Recorded data
· · · · · · ·

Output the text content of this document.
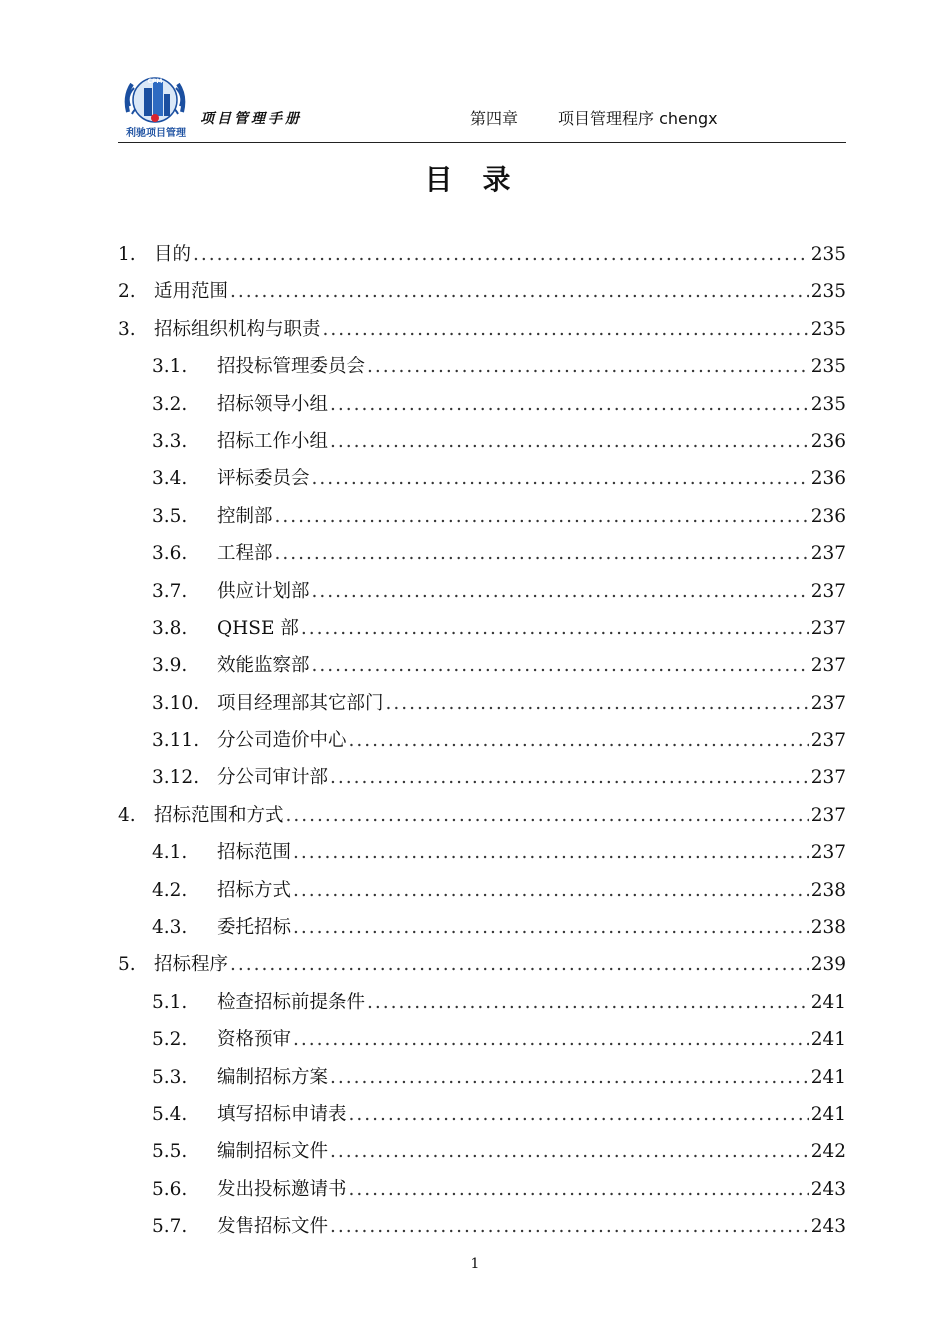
CPM
利驰项目管理
项目管理手册	第四章 项目管理程序 chengx
目录
1. 目的 .....	235
2. 适用范围 .....	235
3. 招标组织机构与职责 .....	235
3.1.	招投标管理委员会 .....	235
3.2.	招标领导小组 .....	235
3.3.	招标工作小组 .....	236
3.4.	评标委员会 .....	236
3.5.	控制部 .....	236
3.6.	工程部 .....	237
3.7.	供应计划部 .....	237
3.8.	QHSE 部 .....	237
3.9.	效能监察部 .....	237
3.10. 项目经理部其它部门 .....	237
3.11. 分公司造价中心 .....	237
3.12. 分公司审计部 .....	237
4. 招标范围和方式 .....	237
4.1.	招标范围 .....	237
4.2.	招标方式 .....	238
4.3.	委托招标 .....	238
5. 招标程序 .....	239
5.1.	检查招标前提条件 .....	241
5.2.	资格预审 .....	241
5.3.	编制招标方案 .....	241
5.4.	填写招标申请表 .....	241
5.5.	编制招标文件 .....	242
5.6.	发出投标邀请书 .....	243
5.7.	发售招标文件 .....	243
1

· · · · · · ·

* SHORT PROBLEM *
Repeat each entry exactly as given; no pictures belong in the copy.

* IN RESPONSE *
Output the text content of this document.
CPM
利驰项目管理
项目管理手册	第四章 项目管理程序 chengx
目录
1. 目的 .....	235
2. 适用范围 .....	235
3. 招标组织机构与职责 .....	235
3.1.	招投标管理委员会 .....	235
3.2.	招标领导小组 .....	235
3.3.	招标工作小组 .....	236
3.4.	评标委员会 .....	236
3.5.	控制部 .....	236
3.6.	工程部 .....	237
3.7.	供应计划部 .....	237
3.8.	QHSE 部 .....	237
3.9.	效能监察部 .....	237
3.10. 项目经理部其它部门 .....	237
3.11. 分公司造价中心 .....	237
3.12. 分公司审计部 .....	237
4. 招标范围和方式 .....	237
4.1.	招标范围 .....	237
4.2.	招标方式 .....	238
4.3.	委托招标 .....	238
5. 招标程序 .....	239
5.1.	检查招标前提条件 .....	241
5.2.	资格预审 .....	241
5.3.	编制招标方案 .....	241
5.4.	填写招标申请表 .....	241
5.5.	编制招标文件 .....	242
5.6.	发出投标邀请书 .....	243
5.7.	发售招标文件 .....	243
1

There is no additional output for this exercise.